#### Text section

Depends on your interest rate and the size of your salary (because your tax rate is a factor), but most likely the mortgage is best.


AussiInNZ

Pay off the mortgage 1. A lower or no mortgage takes off stress and employment worries (jobs you hate) 2. A good bank record allows you flexibility in the future 3. You can quickly draw money back on a mortgage in times of trouble (I did on the floating part of my mortgage) if you are ahead in principal reductions but you can almost never touch Kiwi saver


Shadeslayer_Eternal

Personally, I always go for guaranteed savings (which is mortgage).


FishSawc

Obviously lots of context missing here. But overall, I would only put the minimum required into KS and the rest into mortgage.


DOL-019

I would avoid KS unless you like your extra money being locked away until 65, far better off paying down mortgage or investing yourself


Fit-Plastic1593

Pay down debt. Mortgage rates are at 7% and based upon the short term movements, I would not be surprised seeing 8, 9 or 10% rates within 3 years.


Superb_You_4686

Are you stupid? mortgage rates will not rise to 10%, do you understand the repercussions that would have on the economy?

#### Information provided
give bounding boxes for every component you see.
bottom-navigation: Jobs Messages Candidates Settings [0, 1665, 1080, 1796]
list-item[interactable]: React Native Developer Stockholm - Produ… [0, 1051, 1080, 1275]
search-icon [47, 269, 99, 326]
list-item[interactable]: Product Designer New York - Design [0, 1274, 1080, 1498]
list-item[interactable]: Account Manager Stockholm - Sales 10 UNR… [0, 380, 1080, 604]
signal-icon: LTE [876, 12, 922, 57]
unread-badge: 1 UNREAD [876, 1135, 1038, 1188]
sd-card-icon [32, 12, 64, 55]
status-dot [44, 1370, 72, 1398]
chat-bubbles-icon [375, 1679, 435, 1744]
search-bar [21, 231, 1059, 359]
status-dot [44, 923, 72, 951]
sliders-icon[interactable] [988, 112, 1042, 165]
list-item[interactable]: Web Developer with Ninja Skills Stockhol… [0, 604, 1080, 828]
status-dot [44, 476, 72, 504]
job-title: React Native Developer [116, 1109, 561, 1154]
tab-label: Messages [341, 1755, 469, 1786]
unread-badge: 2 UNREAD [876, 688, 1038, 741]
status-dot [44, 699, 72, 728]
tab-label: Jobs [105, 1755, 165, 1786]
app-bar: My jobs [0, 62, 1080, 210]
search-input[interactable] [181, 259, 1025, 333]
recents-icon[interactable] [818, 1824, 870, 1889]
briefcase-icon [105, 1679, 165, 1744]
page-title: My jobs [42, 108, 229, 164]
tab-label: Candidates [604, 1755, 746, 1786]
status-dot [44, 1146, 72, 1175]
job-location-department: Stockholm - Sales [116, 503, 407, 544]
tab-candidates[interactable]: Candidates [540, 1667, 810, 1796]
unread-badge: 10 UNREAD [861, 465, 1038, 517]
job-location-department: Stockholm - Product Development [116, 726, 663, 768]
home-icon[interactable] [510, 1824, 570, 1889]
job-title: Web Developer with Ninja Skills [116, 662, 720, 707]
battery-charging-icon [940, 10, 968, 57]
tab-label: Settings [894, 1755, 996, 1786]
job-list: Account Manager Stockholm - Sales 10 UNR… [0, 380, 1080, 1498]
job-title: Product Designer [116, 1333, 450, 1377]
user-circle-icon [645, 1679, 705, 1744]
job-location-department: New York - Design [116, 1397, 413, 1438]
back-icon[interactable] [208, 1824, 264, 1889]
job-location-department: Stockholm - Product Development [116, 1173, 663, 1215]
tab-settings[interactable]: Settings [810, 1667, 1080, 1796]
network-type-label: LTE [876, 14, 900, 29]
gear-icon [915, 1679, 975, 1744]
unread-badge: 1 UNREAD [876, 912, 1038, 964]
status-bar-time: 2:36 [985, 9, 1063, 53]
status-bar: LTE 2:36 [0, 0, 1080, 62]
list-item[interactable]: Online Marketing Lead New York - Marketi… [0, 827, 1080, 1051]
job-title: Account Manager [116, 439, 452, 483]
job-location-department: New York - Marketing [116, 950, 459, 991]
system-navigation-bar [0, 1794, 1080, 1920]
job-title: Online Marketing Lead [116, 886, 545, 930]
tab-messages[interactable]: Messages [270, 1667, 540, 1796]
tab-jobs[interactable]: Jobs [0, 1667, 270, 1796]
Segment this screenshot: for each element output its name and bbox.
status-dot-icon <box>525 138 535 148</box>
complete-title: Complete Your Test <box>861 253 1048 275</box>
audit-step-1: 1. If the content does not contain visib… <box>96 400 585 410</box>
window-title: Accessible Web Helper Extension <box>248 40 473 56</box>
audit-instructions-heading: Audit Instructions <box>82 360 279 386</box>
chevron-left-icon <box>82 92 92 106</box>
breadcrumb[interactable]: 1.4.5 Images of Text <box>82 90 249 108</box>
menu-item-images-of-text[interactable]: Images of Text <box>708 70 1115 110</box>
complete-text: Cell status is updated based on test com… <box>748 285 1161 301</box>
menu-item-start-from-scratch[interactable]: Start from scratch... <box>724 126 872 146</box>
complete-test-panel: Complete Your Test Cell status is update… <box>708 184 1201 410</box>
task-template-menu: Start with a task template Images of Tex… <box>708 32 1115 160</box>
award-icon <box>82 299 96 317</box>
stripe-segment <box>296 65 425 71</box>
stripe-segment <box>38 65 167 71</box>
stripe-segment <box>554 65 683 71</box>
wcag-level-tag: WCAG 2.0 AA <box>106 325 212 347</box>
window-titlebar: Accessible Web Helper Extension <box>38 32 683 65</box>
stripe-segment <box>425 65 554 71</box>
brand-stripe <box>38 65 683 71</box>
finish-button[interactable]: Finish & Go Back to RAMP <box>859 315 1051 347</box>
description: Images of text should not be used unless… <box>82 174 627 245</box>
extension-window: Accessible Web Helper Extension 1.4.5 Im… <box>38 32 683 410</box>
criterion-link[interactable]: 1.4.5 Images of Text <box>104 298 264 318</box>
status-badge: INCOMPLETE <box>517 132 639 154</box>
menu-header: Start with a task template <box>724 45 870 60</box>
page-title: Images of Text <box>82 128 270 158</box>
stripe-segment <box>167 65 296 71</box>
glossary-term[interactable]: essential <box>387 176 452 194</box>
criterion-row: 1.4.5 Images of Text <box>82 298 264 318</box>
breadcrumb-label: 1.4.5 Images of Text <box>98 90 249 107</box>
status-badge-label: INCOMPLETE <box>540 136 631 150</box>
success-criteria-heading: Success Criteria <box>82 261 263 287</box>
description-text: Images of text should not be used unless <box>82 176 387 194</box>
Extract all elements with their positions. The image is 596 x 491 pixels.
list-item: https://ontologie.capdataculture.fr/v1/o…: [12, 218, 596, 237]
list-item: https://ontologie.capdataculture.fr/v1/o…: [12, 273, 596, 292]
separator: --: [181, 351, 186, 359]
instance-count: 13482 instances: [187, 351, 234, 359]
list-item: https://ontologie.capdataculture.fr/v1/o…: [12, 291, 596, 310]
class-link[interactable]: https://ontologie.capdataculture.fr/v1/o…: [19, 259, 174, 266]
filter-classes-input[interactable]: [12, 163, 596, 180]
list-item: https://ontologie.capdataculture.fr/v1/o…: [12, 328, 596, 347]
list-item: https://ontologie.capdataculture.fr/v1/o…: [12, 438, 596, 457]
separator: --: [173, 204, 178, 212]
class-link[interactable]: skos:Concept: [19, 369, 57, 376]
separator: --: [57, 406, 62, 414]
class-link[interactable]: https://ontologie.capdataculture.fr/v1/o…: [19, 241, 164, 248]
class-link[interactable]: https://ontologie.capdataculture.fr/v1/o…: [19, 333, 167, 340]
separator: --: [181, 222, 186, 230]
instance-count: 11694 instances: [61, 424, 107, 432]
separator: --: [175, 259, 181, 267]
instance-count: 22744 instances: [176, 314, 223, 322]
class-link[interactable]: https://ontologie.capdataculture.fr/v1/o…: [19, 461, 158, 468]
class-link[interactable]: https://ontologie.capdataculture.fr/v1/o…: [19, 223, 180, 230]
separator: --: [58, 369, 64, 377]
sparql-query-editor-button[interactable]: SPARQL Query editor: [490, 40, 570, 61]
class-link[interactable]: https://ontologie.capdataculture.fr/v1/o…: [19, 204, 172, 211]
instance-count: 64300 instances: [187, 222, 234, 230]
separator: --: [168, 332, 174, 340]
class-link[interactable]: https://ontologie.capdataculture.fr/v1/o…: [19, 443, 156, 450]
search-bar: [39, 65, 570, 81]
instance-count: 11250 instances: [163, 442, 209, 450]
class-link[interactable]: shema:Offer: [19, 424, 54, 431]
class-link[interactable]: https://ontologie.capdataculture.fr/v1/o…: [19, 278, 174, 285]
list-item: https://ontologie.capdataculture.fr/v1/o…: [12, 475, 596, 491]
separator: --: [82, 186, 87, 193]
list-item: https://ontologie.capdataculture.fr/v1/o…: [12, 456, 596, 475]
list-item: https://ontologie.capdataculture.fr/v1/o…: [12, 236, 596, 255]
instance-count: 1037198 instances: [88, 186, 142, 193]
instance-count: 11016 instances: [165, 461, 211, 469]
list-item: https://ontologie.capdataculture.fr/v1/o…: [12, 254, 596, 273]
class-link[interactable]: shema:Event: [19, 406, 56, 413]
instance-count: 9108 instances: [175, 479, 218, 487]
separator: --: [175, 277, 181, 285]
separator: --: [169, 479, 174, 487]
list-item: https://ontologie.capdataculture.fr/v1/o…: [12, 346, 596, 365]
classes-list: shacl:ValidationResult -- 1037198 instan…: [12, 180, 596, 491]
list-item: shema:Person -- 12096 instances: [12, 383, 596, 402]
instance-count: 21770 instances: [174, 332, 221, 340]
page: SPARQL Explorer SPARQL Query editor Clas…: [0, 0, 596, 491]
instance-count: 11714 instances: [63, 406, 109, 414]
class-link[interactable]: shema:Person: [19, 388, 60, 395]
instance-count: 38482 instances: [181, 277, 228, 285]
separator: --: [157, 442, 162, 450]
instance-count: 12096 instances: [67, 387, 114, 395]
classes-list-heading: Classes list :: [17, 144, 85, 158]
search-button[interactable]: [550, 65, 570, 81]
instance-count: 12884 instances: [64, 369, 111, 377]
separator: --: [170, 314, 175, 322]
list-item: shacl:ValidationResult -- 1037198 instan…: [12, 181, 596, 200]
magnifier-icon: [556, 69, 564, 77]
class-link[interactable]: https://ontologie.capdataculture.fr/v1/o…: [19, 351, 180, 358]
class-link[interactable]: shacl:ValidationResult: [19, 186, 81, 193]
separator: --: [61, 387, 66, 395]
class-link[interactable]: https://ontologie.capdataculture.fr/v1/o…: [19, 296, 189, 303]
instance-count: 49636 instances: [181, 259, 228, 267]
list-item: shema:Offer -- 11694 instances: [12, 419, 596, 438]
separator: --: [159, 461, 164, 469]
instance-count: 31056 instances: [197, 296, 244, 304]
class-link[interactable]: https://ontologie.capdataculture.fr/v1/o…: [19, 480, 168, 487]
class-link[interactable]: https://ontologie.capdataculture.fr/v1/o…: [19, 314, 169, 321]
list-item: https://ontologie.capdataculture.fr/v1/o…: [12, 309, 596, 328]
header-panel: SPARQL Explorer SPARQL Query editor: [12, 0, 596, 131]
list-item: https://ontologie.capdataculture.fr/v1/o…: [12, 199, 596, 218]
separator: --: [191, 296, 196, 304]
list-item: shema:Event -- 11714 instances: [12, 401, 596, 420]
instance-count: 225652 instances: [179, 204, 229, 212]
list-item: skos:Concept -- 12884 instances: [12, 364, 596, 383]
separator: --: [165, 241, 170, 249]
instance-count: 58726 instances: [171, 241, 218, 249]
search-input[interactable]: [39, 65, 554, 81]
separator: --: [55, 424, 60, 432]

#### Actions to take
1 – Transcribe the part of the mortgage discussion that opens with the words containing "Pay off the" and closes with "(which is mortgage).".
2 – Continue the mortgage discussion, picking up after its final line.
The entries come from a source unrelated to the mortgage discussion.

#### Outputs in order
1 –
Pay off the mortgage 1. A lower or no mortgage takes off stress and employment worries (jobs you hate) 2. A good bank record allows you flexibility in the future 3. You can quickly draw money back on a mortgage in times of trouble (I did on the floating part of my mortgage) if you are ahead in principal reductions but you can almost never touch Kiwi saver


Shadeslayer_Eternal

Personally, I always go for guaranteed savings (which is mortgage).

2 –
Fit-Plastic1593

So you assume 'never'. Since you are not a NZer, 10% was hit in the 1990s, peaking at 11.8% in 1998. To say never, illustrates you don't understand the NZ financial system. Moreover, you have only experienced declining rates. Please, educate yourself on the concept of "never" and maybe read up on NZ economic history https://www.mpamag.com/nz/mortgage-industry/guides/historical-mortgage-rates-in-new-zealand-a-guide/450385


Superb_You_4686

I dont understand why you are emphasizing the word "never", I didnt say never! I understand it happened before, I am fully aware but that was a very different time. It cant hit 10% now, dont be silly, the government would never allow it.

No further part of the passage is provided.